▶ **Directive**: Edit the data below so that every "Demo Company" reads "Northwind Traders", changing nothing else, and leave the pictures out of your answer.

# START OF Source records

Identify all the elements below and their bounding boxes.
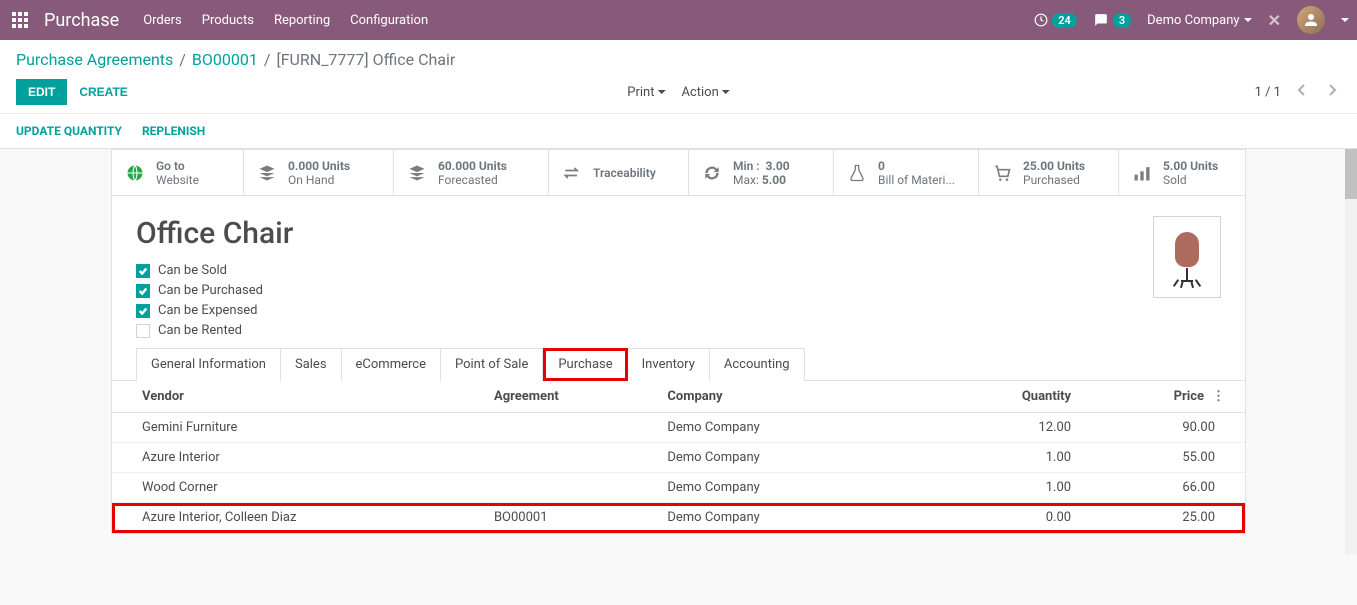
pager-text: 1 / 1: [1255, 85, 1281, 100]
nav-reporting[interactable]: Reporting: [274, 13, 330, 28]
th-company[interactable]: Company: [655, 381, 932, 413]
stat-bom[interactable]: 0Bill of Materi...: [834, 150, 979, 195]
stat-onhand[interactable]: 0.000 UnitsOn Hand: [244, 150, 394, 195]
bar-chart-icon: [1131, 162, 1153, 184]
tab-ecommerce[interactable]: eCommerce: [342, 348, 441, 381]
stat-website[interactable]: Go toWebsite: [112, 150, 244, 195]
debug-close-icon[interactable]: ✕: [1268, 11, 1281, 30]
breadcrumb-bo[interactable]: BO00001: [192, 50, 258, 69]
attr-can-be-expensed[interactable]: Can be Expensed: [136, 303, 293, 318]
th-quantity[interactable]: Quantity: [933, 381, 1083, 413]
edit-button[interactable]: EDIT: [16, 79, 67, 105]
caret-down-icon: [657, 90, 665, 94]
activity-badge: 24: [1052, 13, 1077, 28]
tab-point-of-sale[interactable]: Point of Sale: [441, 348, 543, 381]
tab-sales[interactable]: Sales: [281, 348, 342, 381]
globe-icon: [124, 162, 146, 184]
product-title: Office Chair: [136, 216, 293, 251]
scrollbar[interactable]: [1345, 149, 1357, 554]
checkbox-unchecked-icon: [136, 324, 150, 338]
update-quantity-button[interactable]: UPDATE QUANTITY: [16, 124, 122, 138]
table-row[interactable]: Azure Interior Demo Company 1.00 55.00: [112, 443, 1245, 473]
messages-indicator[interactable]: 3: [1093, 13, 1131, 28]
stat-minmax[interactable]: Min : 3.00 Max: 5.00: [689, 150, 834, 195]
company-name: Demo Company: [1147, 13, 1239, 28]
breadcrumb: Purchase Agreements / BO00001 / [FURN_77…: [16, 50, 1341, 69]
attr-can-be-rented[interactable]: Can be Rented: [136, 323, 293, 338]
app-brand[interactable]: Purchase: [44, 10, 119, 31]
caret-down-icon: [1244, 18, 1252, 22]
pager-next[interactable]: [1323, 79, 1341, 105]
th-agreement[interactable]: Agreement: [482, 381, 655, 413]
breadcrumb-sep: /: [264, 50, 271, 69]
th-vendor[interactable]: Vendor: [112, 381, 482, 413]
print-dropdown[interactable]: Print: [627, 85, 665, 100]
activity-indicator[interactable]: 24: [1034, 13, 1077, 28]
company-switcher[interactable]: Demo Company: [1147, 13, 1251, 28]
caret-down-icon: [722, 90, 730, 94]
refresh-icon: [701, 162, 723, 184]
checkbox-checked-icon: [136, 264, 150, 278]
nav-orders[interactable]: Orders: [143, 13, 182, 28]
table-row[interactable]: Azure Interior, Colleen Diaz BO00001 Dem…: [112, 503, 1245, 533]
tab-purchase[interactable]: Purchase: [543, 348, 627, 381]
cart-icon: [991, 162, 1013, 184]
stat-purchased[interactable]: 25.00 UnitsPurchased: [979, 150, 1119, 195]
attr-can-be-purchased[interactable]: Can be Purchased: [136, 283, 293, 298]
nav-products[interactable]: Products: [202, 13, 254, 28]
stat-sold[interactable]: 5.00 UnitsSold: [1119, 150, 1245, 195]
checkbox-checked-icon: [136, 304, 150, 318]
th-price[interactable]: Price⋮: [1083, 381, 1245, 413]
breadcrumb-sep: /: [179, 50, 186, 69]
stat-traceability[interactable]: Traceability: [549, 150, 689, 195]
table-row[interactable]: Gemini Furniture Demo Company 12.00 90.0…: [112, 413, 1245, 443]
tab-inventory[interactable]: Inventory: [628, 348, 710, 381]
user-avatar[interactable]: [1297, 6, 1325, 34]
create-button[interactable]: CREATE: [79, 85, 127, 99]
breadcrumb-agreements[interactable]: Purchase Agreements: [16, 50, 173, 69]
breadcrumb-current: [FURN_7777] Office Chair: [276, 50, 455, 69]
stat-forecast[interactable]: 60.000 UnitsForecasted: [394, 150, 549, 195]
table-row[interactable]: Wood Corner Demo Company 1.00 66.00: [112, 473, 1245, 503]
replenish-button[interactable]: REPLENISH: [142, 124, 205, 138]
pager-prev[interactable]: [1293, 79, 1311, 105]
boxes-icon: [406, 162, 428, 184]
product-image[interactable]: [1153, 216, 1221, 298]
user-menu-caret[interactable]: [1341, 18, 1349, 22]
tab-accounting[interactable]: Accounting: [710, 348, 805, 381]
chair-icon: [1167, 227, 1207, 287]
kebab-icon[interactable]: ⋮: [1204, 389, 1225, 404]
messages-badge: 3: [1113, 13, 1131, 28]
checkbox-checked-icon: [136, 284, 150, 298]
vendor-table: Vendor Agreement Company Quantity Price⋮…: [112, 381, 1245, 533]
flask-icon: [846, 162, 868, 184]
exchange-icon: [561, 162, 583, 184]
nav-configuration[interactable]: Configuration: [350, 13, 428, 28]
boxes-icon: [256, 162, 278, 184]
tab-general-information[interactable]: General Information: [136, 348, 281, 381]
apps-grid-icon[interactable]: [8, 8, 32, 32]
attr-can-be-sold[interactable]: Can be Sold: [136, 263, 293, 278]
action-dropdown[interactable]: Action: [681, 85, 729, 100]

# END OF Source records

▶ **Output below**:
Identify all the elements below and their bounding boxes.
pager-text: 1 / 1: [1255, 85, 1281, 100]
nav-reporting[interactable]: Reporting: [274, 13, 330, 28]
th-company[interactable]: Company: [655, 381, 932, 413]
stat-bom[interactable]: 0Bill of Materi...: [834, 150, 979, 195]
stat-onhand[interactable]: 0.000 UnitsOn Hand: [244, 150, 394, 195]
bar-chart-icon: [1131, 162, 1153, 184]
tab-ecommerce[interactable]: eCommerce: [342, 348, 441, 381]
stat-website[interactable]: Go toWebsite: [112, 150, 244, 195]
debug-close-icon[interactable]: ✕: [1268, 11, 1281, 30]
breadcrumb-bo[interactable]: BO00001: [192, 50, 258, 69]
attr-can-be-expensed[interactable]: Can be Expensed: [136, 303, 293, 318]
th-quantity[interactable]: Quantity: [933, 381, 1083, 413]
edit-button[interactable]: EDIT: [16, 79, 67, 105]
caret-down-icon: [657, 90, 665, 94]
activity-badge: 24: [1052, 13, 1077, 28]
tab-point-of-sale[interactable]: Point of Sale: [441, 348, 543, 381]
tab-sales[interactable]: Sales: [281, 348, 342, 381]
globe-icon: [124, 162, 146, 184]
product-title: Office Chair: [136, 216, 293, 251]
scrollbar[interactable]: [1345, 149, 1357, 554]
checkbox-unchecked-icon: [136, 324, 150, 338]
update-quantity-button[interactable]: UPDATE QUANTITY: [16, 124, 122, 138]
table-row[interactable]: Azure Interior Northwind Traders 1.00 55.00: [112, 443, 1245, 473]
messages-indicator[interactable]: 3: [1093, 13, 1131, 28]
stat-minmax[interactable]: Min : 3.00 Max: 5.00: [689, 150, 834, 195]
company-name: Northwind Traders: [1147, 13, 1239, 28]
breadcrumb: Purchase Agreements / BO00001 / [FURN_77…: [16, 50, 1341, 69]
attr-can-be-rented[interactable]: Can be Rented: [136, 323, 293, 338]
app-brand[interactable]: Purchase: [44, 10, 119, 31]
caret-down-icon: [1244, 18, 1252, 22]
pager-next[interactable]: [1323, 79, 1341, 105]
th-agreement[interactable]: Agreement: [482, 381, 655, 413]
breadcrumb-sep: /: [264, 50, 271, 69]
th-vendor[interactable]: Vendor: [112, 381, 482, 413]
print-dropdown[interactable]: Print: [627, 85, 665, 100]
activity-indicator[interactable]: 24: [1034, 13, 1077, 28]
company-switcher[interactable]: Northwind Traders: [1147, 13, 1251, 28]
caret-down-icon: [722, 90, 730, 94]
refresh-icon: [701, 162, 723, 184]
checkbox-checked-icon: [136, 264, 150, 278]
nav-orders[interactable]: Orders: [143, 13, 182, 28]
table-row[interactable]: Azure Interior, Colleen Diaz BO00001 Dem…: [112, 503, 1245, 533]
tab-purchase[interactable]: Purchase: [543, 348, 627, 381]
cart-icon: [991, 162, 1013, 184]
stat-purchased[interactable]: 25.00 UnitsPurchased: [979, 150, 1119, 195]
attr-can-be-purchased[interactable]: Can be Purchased: [136, 283, 293, 298]
nav-products[interactable]: Products: [202, 13, 254, 28]
stat-sold[interactable]: 5.00 UnitsSold: [1119, 150, 1245, 195]
checkbox-checked-icon: [136, 304, 150, 318]
th-price[interactable]: Price⋮: [1083, 381, 1245, 413]
breadcrumb-sep: /: [179, 50, 186, 69]
stat-traceability[interactable]: Traceability: [549, 150, 689, 195]
table-row[interactable]: Gemini Furniture Northwind Traders 12.00 90.0…: [112, 413, 1245, 443]
tab-inventory[interactable]: Inventory: [628, 348, 710, 381]
user-avatar[interactable]: [1297, 6, 1325, 34]
create-button[interactable]: CREATE: [79, 85, 127, 99]
breadcrumb-agreements[interactable]: Purchase Agreements: [16, 50, 173, 69]
breadcrumb-current: [FURN_7777] Office Chair: [276, 50, 455, 69]
stat-forecast[interactable]: 60.000 UnitsForecasted: [394, 150, 549, 195]
table-row[interactable]: Wood Corner Northwind Traders 1.00 66.00: [112, 473, 1245, 503]
replenish-button[interactable]: REPLENISH: [142, 124, 205, 138]
pager-prev[interactable]: [1293, 79, 1311, 105]
boxes-icon: [406, 162, 428, 184]
product-image[interactable]: [1153, 216, 1221, 298]
user-menu-caret[interactable]: [1341, 18, 1349, 22]
tab-accounting[interactable]: Accounting: [710, 348, 805, 381]
chair-icon: [1167, 227, 1207, 287]
kebab-icon[interactable]: ⋮: [1204, 389, 1225, 404]
messages-badge: 3: [1113, 13, 1131, 28]
checkbox-checked-icon: [136, 284, 150, 298]
vendor-table: Vendor Agreement Company Quantity Price⋮…: [112, 381, 1245, 533]
flask-icon: [846, 162, 868, 184]
exchange-icon: [561, 162, 583, 184]
nav-configuration[interactable]: Configuration: [350, 13, 428, 28]
boxes-icon: [256, 162, 278, 184]
tab-general-information[interactable]: General Information: [136, 348, 281, 381]
apps-grid-icon[interactable]: [8, 8, 32, 32]
attr-can-be-sold[interactable]: Can be Sold: [136, 263, 293, 278]
action-dropdown[interactable]: Action: [681, 85, 729, 100]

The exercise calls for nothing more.